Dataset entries
— START —

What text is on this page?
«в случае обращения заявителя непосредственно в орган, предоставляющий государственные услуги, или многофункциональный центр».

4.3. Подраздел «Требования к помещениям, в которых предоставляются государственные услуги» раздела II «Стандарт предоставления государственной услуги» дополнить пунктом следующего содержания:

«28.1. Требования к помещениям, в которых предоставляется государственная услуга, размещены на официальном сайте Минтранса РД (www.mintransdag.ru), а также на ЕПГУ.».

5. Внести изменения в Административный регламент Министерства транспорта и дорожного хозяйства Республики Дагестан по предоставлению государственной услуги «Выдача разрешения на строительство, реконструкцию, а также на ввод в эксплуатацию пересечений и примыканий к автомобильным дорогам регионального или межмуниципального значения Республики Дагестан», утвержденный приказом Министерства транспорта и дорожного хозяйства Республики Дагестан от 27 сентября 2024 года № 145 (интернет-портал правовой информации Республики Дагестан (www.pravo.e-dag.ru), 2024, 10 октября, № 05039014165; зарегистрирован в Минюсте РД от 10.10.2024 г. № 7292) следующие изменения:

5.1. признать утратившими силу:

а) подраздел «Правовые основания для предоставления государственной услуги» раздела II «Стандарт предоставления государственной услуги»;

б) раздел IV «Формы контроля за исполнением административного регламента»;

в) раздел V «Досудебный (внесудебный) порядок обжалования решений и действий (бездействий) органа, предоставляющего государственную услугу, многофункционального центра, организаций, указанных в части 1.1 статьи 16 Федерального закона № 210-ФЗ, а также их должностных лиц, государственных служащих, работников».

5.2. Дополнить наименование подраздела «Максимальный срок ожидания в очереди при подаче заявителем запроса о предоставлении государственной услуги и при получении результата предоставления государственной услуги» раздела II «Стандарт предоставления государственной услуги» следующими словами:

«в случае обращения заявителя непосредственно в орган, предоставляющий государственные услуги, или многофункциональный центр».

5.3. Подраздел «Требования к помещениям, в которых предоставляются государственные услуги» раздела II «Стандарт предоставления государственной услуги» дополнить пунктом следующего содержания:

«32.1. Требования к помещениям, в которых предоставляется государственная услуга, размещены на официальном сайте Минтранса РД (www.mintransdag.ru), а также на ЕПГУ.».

— END —

Give only the number of lines in the material above that include the word "пунктом".

2